[Stored data entries]
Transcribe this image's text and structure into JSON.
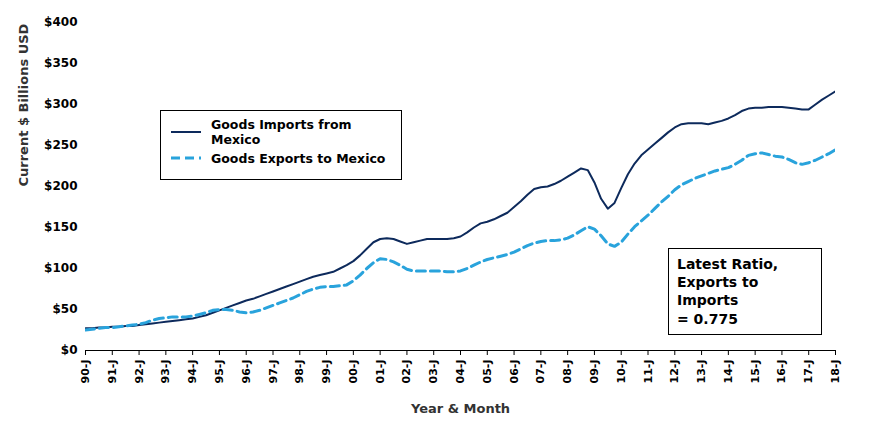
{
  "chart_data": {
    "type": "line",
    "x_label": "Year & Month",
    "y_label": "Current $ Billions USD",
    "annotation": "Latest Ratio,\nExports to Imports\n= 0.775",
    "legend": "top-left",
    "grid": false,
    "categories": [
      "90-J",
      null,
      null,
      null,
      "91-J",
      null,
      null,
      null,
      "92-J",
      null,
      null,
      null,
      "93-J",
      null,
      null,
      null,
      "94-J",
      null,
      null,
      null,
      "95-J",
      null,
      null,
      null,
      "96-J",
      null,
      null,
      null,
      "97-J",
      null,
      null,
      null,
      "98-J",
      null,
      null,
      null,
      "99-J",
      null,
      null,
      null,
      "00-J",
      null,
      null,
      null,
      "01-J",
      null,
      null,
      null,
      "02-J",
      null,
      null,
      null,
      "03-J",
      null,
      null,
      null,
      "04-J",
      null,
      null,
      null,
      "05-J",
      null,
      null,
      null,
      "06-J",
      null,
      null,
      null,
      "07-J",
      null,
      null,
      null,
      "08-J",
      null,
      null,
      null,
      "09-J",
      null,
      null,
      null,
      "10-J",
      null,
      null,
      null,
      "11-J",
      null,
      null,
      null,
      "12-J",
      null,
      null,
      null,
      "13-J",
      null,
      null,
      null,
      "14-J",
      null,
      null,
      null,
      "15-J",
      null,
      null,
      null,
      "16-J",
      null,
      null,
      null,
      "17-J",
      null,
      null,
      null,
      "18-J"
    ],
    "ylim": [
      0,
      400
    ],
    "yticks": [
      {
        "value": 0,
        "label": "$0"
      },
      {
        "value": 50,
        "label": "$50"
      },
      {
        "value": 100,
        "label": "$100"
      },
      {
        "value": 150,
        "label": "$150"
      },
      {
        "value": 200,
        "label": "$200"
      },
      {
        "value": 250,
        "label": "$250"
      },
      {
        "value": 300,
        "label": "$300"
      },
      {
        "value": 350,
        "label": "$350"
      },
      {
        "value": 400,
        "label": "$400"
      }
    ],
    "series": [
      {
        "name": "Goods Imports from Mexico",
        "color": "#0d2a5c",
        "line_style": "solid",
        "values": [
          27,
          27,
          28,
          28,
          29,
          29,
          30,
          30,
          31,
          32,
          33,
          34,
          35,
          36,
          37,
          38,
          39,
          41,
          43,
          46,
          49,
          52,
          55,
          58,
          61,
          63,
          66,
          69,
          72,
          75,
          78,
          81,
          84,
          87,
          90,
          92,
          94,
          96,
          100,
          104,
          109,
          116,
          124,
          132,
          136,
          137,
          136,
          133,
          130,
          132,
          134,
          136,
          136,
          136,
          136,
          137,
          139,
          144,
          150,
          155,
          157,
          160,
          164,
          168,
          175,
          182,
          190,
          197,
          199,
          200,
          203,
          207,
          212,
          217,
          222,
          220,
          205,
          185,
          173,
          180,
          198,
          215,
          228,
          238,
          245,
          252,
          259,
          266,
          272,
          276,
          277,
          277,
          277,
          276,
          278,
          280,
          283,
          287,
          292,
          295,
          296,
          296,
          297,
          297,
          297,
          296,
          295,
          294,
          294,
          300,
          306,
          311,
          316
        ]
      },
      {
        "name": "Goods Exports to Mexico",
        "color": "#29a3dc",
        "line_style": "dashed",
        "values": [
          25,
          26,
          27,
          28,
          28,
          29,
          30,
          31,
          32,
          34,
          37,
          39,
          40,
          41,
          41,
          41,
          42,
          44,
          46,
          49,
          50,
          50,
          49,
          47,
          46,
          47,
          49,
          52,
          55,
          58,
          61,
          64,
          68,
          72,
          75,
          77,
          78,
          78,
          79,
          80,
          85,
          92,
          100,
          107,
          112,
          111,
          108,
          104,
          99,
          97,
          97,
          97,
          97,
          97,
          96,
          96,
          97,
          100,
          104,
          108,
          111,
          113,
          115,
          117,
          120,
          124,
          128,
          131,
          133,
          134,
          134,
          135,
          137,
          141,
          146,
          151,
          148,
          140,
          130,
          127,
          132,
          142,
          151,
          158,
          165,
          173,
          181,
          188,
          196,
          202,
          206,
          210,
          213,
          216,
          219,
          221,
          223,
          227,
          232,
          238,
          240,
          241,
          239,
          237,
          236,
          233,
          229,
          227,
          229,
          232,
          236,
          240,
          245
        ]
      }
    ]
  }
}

**WRITTEN INSTRUCTION**:
Omit every picture, then repeat the remaining data exactly as it appears above.

**ANSWER IN FULL**:
Transcribe this image's text and structure into JSON.
{
  "chart_data": {
    "type": "line",
    "x_label": "Year & Month",
    "y_label": "Current $ Billions USD",
    "annotation": "Latest Ratio,\nExports to Imports\n= 0.775",
    "legend": "top-left",
    "grid": false,
    "categories": [
      "90-J",
      null,
      null,
      null,
      "91-J",
      null,
      null,
      null,
      "92-J",
      null,
      null,
      null,
      "93-J",
      null,
      null,
      null,
      "94-J",
      null,
      null,
      null,
      "95-J",
      null,
      null,
      null,
      "96-J",
      null,
      null,
      null,
      "97-J",
      null,
      null,
      null,
      "98-J",
      null,
      null,
      null,
      "99-J",
      null,
      null,
      null,
      "00-J",
      null,
      null,
      null,
      "01-J",
      null,
      null,
      null,
      "02-J",
      null,
      null,
      null,
      "03-J",
      null,
      null,
      null,
      "04-J",
      null,
      null,
      null,
      "05-J",
      null,
      null,
      null,
      "06-J",
      null,
      null,
      null,
      "07-J",
      null,
      null,
      null,
      "08-J",
      null,
      null,
      null,
      "09-J",
      null,
      null,
      null,
      "10-J",
      null,
      null,
      null,
      "11-J",
      null,
      null,
      null,
      "12-J",
      null,
      null,
      null,
      "13-J",
      null,
      null,
      null,
      "14-J",
      null,
      null,
      null,
      "15-J",
      null,
      null,
      null,
      "16-J",
      null,
      null,
      null,
      "17-J",
      null,
      null,
      null,
      "18-J"
    ],
    "ylim": [
      0,
      400
    ],
    "yticks": [
      {
        "value": 0,
        "label": "$0"
      },
      {
        "value": 50,
        "label": "$50"
      },
      {
        "value": 100,
        "label": "$100"
      },
      {
        "value": 150,
        "label": "$150"
      },
      {
        "value": 200,
        "label": "$200"
      },
      {
        "value": 250,
        "label": "$250"
      },
      {
        "value": 300,
        "label": "$300"
      },
      {
        "value": 350,
        "label": "$350"
      },
      {
        "value": 400,
        "label": "$400"
      }
    ],
    "series": [
      {
        "name": "Goods Imports from Mexico",
        "color": "#0d2a5c",
        "line_style": "solid",
        "values": [
          27,
          27,
          28,
          28,
          29,
          29,
          30,
          30,
          31,
          32,
          33,
          34,
          35,
          36,
          37,
          38,
          39,
          41,
          43,
          46,
          49,
          52,
          55,
          58,
          61,
          63,
          66,
          69,
          72,
          75,
          78,
          81,
          84,
          87,
          90,
          92,
          94,
          96,
          100,
          104,
          109,
          116,
          124,
          132,
          136,
          137,
          136,
          133,
          130,
          132,
          134,
          136,
          136,
          136,
          136,
          137,
          139,
          144,
          150,
          155,
          157,
          160,
          164,
          168,
          175,
          182,
          190,
          197,
          199,
          200,
          203,
          207,
          212,
          217,
          222,
          220,
          205,
          185,
          173,
          180,
          198,
          215,
          228,
          238,
          245,
          252,
          259,
          266,
          272,
          276,
          277,
          277,
          277,
          276,
          278,
          280,
          283,
          287,
          292,
          295,
          296,
          296,
          297,
          297,
          297,
          296,
          295,
          294,
          294,
          300,
          306,
          311,
          316
        ]
      },
      {
        "name": "Goods Exports to Mexico",
        "color": "#29a3dc",
        "line_style": "dashed",
        "values": [
          25,
          26,
          27,
          28,
          28,
          29,
          30,
          31,
          32,
          34,
          37,
          39,
          40,
          41,
          41,
          41,
          42,
          44,
          46,
          49,
          50,
          50,
          49,
          47,
          46,
          47,
          49,
          52,
          55,
          58,
          61,
          64,
          68,
          72,
          75,
          77,
          78,
          78,
          79,
          80,
          85,
          92,
          100,
          107,
          112,
          111,
          108,
          104,
          99,
          97,
          97,
          97,
          97,
          97,
          96,
          96,
          97,
          100,
          104,
          108,
          111,
          113,
          115,
          117,
          120,
          124,
          128,
          131,
          133,
          134,
          134,
          135,
          137,
          141,
          146,
          151,
          148,
          140,
          130,
          127,
          132,
          142,
          151,
          158,
          165,
          173,
          181,
          188,
          196,
          202,
          206,
          210,
          213,
          216,
          219,
          221,
          223,
          227,
          232,
          238,
          240,
          241,
          239,
          237,
          236,
          233,
          229,
          227,
          229,
          232,
          236,
          240,
          245
        ]
      }
    ]
  }
}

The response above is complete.